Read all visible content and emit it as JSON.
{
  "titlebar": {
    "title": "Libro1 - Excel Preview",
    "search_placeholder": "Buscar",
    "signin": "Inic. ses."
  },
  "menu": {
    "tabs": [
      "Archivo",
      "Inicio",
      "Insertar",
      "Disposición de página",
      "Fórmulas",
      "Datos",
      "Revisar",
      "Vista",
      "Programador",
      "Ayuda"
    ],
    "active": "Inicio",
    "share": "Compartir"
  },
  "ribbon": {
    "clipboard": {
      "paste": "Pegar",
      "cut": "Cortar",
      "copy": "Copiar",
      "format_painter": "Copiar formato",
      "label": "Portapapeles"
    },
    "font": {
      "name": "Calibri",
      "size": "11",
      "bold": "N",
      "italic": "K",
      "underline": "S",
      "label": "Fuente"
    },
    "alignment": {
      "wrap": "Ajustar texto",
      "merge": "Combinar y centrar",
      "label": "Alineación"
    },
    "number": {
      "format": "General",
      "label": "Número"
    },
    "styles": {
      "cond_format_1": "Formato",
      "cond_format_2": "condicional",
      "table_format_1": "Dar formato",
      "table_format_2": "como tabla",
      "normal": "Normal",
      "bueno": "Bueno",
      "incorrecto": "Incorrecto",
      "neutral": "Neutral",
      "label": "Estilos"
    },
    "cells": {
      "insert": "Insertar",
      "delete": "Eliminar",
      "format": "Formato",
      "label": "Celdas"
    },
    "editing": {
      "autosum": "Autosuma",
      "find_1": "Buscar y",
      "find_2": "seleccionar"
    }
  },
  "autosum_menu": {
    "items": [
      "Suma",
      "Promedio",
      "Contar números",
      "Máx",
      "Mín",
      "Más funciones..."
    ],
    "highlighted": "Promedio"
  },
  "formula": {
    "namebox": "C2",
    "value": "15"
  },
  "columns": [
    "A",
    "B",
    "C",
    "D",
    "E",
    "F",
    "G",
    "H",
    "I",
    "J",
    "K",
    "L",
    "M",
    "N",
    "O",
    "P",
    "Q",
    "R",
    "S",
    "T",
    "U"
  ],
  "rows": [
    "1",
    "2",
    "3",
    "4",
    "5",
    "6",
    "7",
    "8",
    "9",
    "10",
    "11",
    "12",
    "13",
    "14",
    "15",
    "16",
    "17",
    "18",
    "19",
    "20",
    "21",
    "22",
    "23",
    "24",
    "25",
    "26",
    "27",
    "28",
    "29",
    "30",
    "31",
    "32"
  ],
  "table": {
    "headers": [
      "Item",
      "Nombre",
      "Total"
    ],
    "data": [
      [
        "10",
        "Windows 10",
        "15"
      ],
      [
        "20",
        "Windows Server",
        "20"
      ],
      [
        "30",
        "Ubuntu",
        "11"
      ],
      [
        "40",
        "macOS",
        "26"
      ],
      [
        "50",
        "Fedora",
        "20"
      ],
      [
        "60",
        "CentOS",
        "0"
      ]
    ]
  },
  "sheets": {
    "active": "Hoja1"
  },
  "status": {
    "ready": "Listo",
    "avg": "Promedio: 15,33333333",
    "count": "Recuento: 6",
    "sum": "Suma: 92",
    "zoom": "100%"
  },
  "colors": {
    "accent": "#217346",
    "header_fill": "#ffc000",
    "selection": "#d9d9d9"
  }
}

○ ○ ○

Transcribe the material exactly as it reads.

Read all visible content and emit it as JSON.
{
  "titlebar": {
    "title": "Libro1 - Excel Preview",
    "search_placeholder": "Buscar",
    "signin": "Inic. ses."
  },
  "menu": {
    "tabs": [
      "Archivo",
      "Inicio",
      "Insertar",
      "Disposición de página",
      "Fórmulas",
      "Datos",
      "Revisar",
      "Vista",
      "Programador",
      "Ayuda"
    ],
    "active": "Inicio",
    "share": "Compartir"
  },
  "ribbon": {
    "clipboard": {
      "paste": "Pegar",
      "cut": "Cortar",
      "copy": "Copiar",
      "format_painter": "Copiar formato",
      "label": "Portapapeles"
    },
    "font": {
      "name": "Calibri",
      "size": "11",
      "bold": "N",
      "italic": "K",
      "underline": "S",
      "label": "Fuente"
    },
    "alignment": {
      "wrap": "Ajustar texto",
      "merge": "Combinar y centrar",
      "label": "Alineación"
    },
    "number": {
      "format": "General",
      "label": "Número"
    },
    "styles": {
      "cond_format_1": "Formato",
      "cond_format_2": "condicional",
      "table_format_1": "Dar formato",
      "table_format_2": "como tabla",
      "normal": "Normal",
      "bueno": "Bueno",
      "incorrecto": "Incorrecto",
      "neutral": "Neutral",
      "label": "Estilos"
    },
    "cells": {
      "insert": "Insertar",
      "delete": "Eliminar",
      "format": "Formato",
      "label": "Celdas"
    },
    "editing": {
      "autosum": "Autosuma",
      "find_1": "Buscar y",
      "find_2": "seleccionar"
    }
  },
  "autosum_menu": {
    "items": [
      "Suma",
      "Promedio",
      "Contar números",
      "Máx",
      "Mín",
      "Más funciones..."
    ],
    "highlighted": "Promedio"
  },
  "formula": {
    "namebox": "C2",
    "value": "15"
  },
  "columns": [
    "A",
    "B",
    "C",
    "D",
    "E",
    "F",
    "G",
    "H",
    "I",
    "J",
    "K",
    "L",
    "M",
    "N",
    "O",
    "P",
    "Q",
    "R",
    "S",
    "T",
    "U"
  ],
  "rows": [
    "1",
    "2",
    "3",
    "4",
    "5",
    "6",
    "7",
    "8",
    "9",
    "10",
    "11",
    "12",
    "13",
    "14",
    "15",
    "16",
    "17",
    "18",
    "19",
    "20",
    "21",
    "22",
    "23",
    "24",
    "25",
    "26",
    "27",
    "28",
    "29",
    "30",
    "31",
    "32"
  ],
  "table": {
    "headers": [
      "Item",
      "Nombre",
      "Total"
    ],
    "data": [
      [
        "10",
        "Windows 10",
        "15"
      ],
      [
        "20",
        "Windows Server",
        "20"
      ],
      [
        "30",
        "Ubuntu",
        "11"
      ],
      [
        "40",
        "macOS",
        "26"
      ],
      [
        "50",
        "Fedora",
        "20"
      ],
      [
        "60",
        "CentOS",
        "0"
      ]
    ]
  },
  "sheets": {
    "active": "Hoja1"
  },
  "status": {
    "ready": "Listo",
    "avg": "Promedio: 15,33333333",
    "count": "Recuento: 6",
    "sum": "Suma: 92",
    "zoom": "100%"
  },
  "colors": {
    "accent": "#217346",
    "header_fill": "#ffc000",
    "selection": "#d9d9d9"
  }
}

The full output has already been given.